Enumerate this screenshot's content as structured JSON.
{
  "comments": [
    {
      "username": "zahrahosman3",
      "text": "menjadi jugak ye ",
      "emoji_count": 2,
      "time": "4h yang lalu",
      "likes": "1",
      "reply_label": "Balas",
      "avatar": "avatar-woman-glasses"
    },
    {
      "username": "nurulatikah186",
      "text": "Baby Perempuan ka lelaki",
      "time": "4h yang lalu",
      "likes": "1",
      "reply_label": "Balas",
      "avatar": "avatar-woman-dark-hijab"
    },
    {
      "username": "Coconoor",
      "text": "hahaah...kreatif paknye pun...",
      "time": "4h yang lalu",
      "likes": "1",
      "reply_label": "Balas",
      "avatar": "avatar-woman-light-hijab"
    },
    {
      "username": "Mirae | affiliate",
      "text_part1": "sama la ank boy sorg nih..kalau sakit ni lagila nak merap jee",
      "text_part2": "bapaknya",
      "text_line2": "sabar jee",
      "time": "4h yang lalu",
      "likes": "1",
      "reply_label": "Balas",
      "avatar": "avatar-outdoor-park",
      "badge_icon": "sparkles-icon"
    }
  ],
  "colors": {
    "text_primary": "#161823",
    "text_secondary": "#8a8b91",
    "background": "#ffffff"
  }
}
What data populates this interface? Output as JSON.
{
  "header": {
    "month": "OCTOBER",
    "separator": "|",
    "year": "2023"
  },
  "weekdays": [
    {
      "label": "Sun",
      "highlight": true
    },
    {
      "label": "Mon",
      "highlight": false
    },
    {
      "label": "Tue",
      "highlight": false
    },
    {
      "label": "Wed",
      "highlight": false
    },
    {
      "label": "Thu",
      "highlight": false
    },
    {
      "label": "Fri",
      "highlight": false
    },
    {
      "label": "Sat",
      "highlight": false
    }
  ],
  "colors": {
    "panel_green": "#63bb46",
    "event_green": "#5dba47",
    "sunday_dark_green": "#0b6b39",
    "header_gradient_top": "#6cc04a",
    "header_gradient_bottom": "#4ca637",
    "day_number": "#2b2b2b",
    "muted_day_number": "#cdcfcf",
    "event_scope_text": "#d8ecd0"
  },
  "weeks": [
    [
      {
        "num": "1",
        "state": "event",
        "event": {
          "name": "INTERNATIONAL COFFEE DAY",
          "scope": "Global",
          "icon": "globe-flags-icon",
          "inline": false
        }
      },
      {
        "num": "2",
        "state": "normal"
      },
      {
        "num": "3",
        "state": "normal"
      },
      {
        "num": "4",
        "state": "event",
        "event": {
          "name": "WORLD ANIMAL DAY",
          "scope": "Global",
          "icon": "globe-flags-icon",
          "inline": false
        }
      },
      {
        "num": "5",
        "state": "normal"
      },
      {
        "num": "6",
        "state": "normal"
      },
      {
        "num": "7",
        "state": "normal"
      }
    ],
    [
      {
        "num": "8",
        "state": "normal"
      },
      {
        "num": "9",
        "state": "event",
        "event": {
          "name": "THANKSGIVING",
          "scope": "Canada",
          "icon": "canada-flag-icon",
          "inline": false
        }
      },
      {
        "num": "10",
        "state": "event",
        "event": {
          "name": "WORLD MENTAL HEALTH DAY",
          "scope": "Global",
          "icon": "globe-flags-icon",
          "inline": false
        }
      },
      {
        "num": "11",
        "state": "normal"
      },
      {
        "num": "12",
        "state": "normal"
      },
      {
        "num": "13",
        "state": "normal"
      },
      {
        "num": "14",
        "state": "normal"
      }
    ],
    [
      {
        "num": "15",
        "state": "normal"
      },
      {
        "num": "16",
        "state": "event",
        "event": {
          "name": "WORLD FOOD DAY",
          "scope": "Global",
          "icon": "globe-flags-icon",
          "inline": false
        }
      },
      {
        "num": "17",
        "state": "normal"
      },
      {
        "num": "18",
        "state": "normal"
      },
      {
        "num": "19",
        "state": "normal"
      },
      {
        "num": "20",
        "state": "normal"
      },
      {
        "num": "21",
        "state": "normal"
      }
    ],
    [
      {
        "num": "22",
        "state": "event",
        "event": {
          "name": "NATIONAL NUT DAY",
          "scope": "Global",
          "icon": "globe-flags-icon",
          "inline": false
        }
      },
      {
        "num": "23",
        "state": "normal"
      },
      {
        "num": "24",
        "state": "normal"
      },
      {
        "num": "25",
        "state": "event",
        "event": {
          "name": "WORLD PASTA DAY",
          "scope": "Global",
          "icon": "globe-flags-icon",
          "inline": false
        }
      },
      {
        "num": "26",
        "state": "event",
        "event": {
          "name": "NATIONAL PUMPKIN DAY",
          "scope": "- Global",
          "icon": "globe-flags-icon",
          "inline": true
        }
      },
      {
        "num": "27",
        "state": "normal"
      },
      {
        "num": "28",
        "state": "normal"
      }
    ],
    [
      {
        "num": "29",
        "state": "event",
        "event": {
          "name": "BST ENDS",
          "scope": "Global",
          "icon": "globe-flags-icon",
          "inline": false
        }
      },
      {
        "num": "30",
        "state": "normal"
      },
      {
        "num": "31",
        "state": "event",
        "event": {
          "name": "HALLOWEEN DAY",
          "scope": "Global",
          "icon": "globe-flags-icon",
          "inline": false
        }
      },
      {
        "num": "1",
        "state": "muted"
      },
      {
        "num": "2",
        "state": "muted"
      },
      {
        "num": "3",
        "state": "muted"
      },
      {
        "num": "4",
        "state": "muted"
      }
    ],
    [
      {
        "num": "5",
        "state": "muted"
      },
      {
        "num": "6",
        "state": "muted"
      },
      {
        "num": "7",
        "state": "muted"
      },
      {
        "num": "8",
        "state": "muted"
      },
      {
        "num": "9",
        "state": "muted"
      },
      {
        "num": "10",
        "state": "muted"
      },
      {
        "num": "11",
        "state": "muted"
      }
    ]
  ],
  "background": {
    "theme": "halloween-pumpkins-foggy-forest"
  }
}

##############################

Above are some records; extract every one of them exactly.

Enumerate this screenshot's content as structured JSON.
{
  "comments": [
    {
      "username": "zahrahosman3",
      "text": "menjadi jugak ye ",
      "emoji_count": 2,
      "time": "4h yang lalu",
      "likes": "1",
      "reply_label": "Balas",
      "avatar": "avatar-woman-glasses"
    },
    {
      "username": "nurulatikah186",
      "text": "Baby Perempuan ka lelaki",
      "time": "4h yang lalu",
      "likes": "1",
      "reply_label": "Balas",
      "avatar": "avatar-woman-dark-hijab"
    },
    {
      "username": "Coconoor",
      "text": "hahaah...kreatif paknye pun...",
      "time": "4h yang lalu",
      "likes": "1",
      "reply_label": "Balas",
      "avatar": "avatar-woman-light-hijab"
    },
    {
      "username": "Mirae | affiliate",
      "text_part1": "sama la ank boy sorg nih..kalau sakit ni lagila nak merap jee",
      "text_part2": "bapaknya",
      "text_line2": "sabar jee",
      "time": "4h yang lalu",
      "likes": "1",
      "reply_label": "Balas",
      "avatar": "avatar-outdoor-park",
      "badge_icon": "sparkles-icon"
    }
  ],
  "colors": {
    "text_primary": "#161823",
    "text_secondary": "#8a8b91",
    "background": "#ffffff"
  }
}
What data populates this interface? Output as JSON.
{
  "header": {
    "month": "OCTOBER",
    "separator": "|",
    "year": "2023"
  },
  "weekdays": [
    {
      "label": "Sun",
      "highlight": true
    },
    {
      "label": "Mon",
      "highlight": false
    },
    {
      "label": "Tue",
      "highlight": false
    },
    {
      "label": "Wed",
      "highlight": false
    },
    {
      "label": "Thu",
      "highlight": false
    },
    {
      "label": "Fri",
      "highlight": false
    },
    {
      "label": "Sat",
      "highlight": false
    }
  ],
  "colors": {
    "panel_green": "#63bb46",
    "event_green": "#5dba47",
    "sunday_dark_green": "#0b6b39",
    "header_gradient_top": "#6cc04a",
    "header_gradient_bottom": "#4ca637",
    "day_number": "#2b2b2b",
    "muted_day_number": "#cdcfcf",
    "event_scope_text": "#d8ecd0"
  },
  "weeks": [
    [
      {
        "num": "1",
        "state": "event",
        "event": {
          "name": "INTERNATIONAL COFFEE DAY",
          "scope": "Global",
          "icon": "globe-flags-icon",
          "inline": false
        }
      },
      {
        "num": "2",
        "state": "normal"
      },
      {
        "num": "3",
        "state": "normal"
      },
      {
        "num": "4",
        "state": "event",
        "event": {
          "name": "WORLD ANIMAL DAY",
          "scope": "Global",
          "icon": "globe-flags-icon",
          "inline": false
        }
      },
      {
        "num": "5",
        "state": "normal"
      },
      {
        "num": "6",
        "state": "normal"
      },
      {
        "num": "7",
        "state": "normal"
      }
    ],
    [
      {
        "num": "8",
        "state": "normal"
      },
      {
        "num": "9",
        "state": "event",
        "event": {
          "name": "THANKSGIVING",
          "scope": "Canada",
          "icon": "canada-flag-icon",
          "inline": false
        }
      },
      {
        "num": "10",
        "state": "event",
        "event": {
          "name": "WORLD MENTAL HEALTH DAY",
          "scope": "Global",
          "icon": "globe-flags-icon",
          "inline": false
        }
      },
      {
        "num": "11",
        "state": "normal"
      },
      {
        "num": "12",
        "state": "normal"
      },
      {
        "num": "13",
        "state": "normal"
      },
      {
        "num": "14",
        "state": "normal"
      }
    ],
    [
      {
        "num": "15",
        "state": "normal"
      },
      {
        "num": "16",
        "state": "event",
        "event": {
          "name": "WORLD FOOD DAY",
          "scope": "Global",
          "icon": "globe-flags-icon",
          "inline": false
        }
      },
      {
        "num": "17",
        "state": "normal"
      },
      {
        "num": "18",
        "state": "normal"
      },
      {
        "num": "19",
        "state": "normal"
      },
      {
        "num": "20",
        "state": "normal"
      },
      {
        "num": "21",
        "state": "normal"
      }
    ],
    [
      {
        "num": "22",
        "state": "event",
        "event": {
          "name": "NATIONAL NUT DAY",
          "scope": "Global",
          "icon": "globe-flags-icon",
          "inline": false
        }
      },
      {
        "num": "23",
        "state": "normal"
      },
      {
        "num": "24",
        "state": "normal"
      },
      {
        "num": "25",
        "state": "event",
        "event": {
          "name": "WORLD PASTA DAY",
          "scope": "Global",
          "icon": "globe-flags-icon",
          "inline": false
        }
      },
      {
        "num": "26",
        "state": "event",
        "event": {
          "name": "NATIONAL PUMPKIN DAY",
          "scope": "- Global",
          "icon": "globe-flags-icon",
          "inline": true
        }
      },
      {
        "num": "27",
        "state": "normal"
      },
      {
        "num": "28",
        "state": "normal"
      }
    ],
    [
      {
        "num": "29",
        "state": "event",
        "event": {
          "name": "BST ENDS",
          "scope": "Global",
          "icon": "globe-flags-icon",
          "inline": false
        }
      },
      {
        "num": "30",
        "state": "normal"
      },
      {
        "num": "31",
        "state": "event",
        "event": {
          "name": "HALLOWEEN DAY",
          "scope": "Global",
          "icon": "globe-flags-icon",
          "inline": false
        }
      },
      {
        "num": "1",
        "state": "muted"
      },
      {
        "num": "2",
        "state": "muted"
      },
      {
        "num": "3",
        "state": "muted"
      },
      {
        "num": "4",
        "state": "muted"
      }
    ],
    [
      {
        "num": "5",
        "state": "muted"
      },
      {
        "num": "6",
        "state": "muted"
      },
      {
        "num": "7",
        "state": "muted"
      },
      {
        "num": "8",
        "state": "muted"
      },
      {
        "num": "9",
        "state": "muted"
      },
      {
        "num": "10",
        "state": "muted"
      },
      {
        "num": "11",
        "state": "muted"
      }
    ]
  ],
  "background": {
    "theme": "halloween-pumpkins-foggy-forest"
  }
}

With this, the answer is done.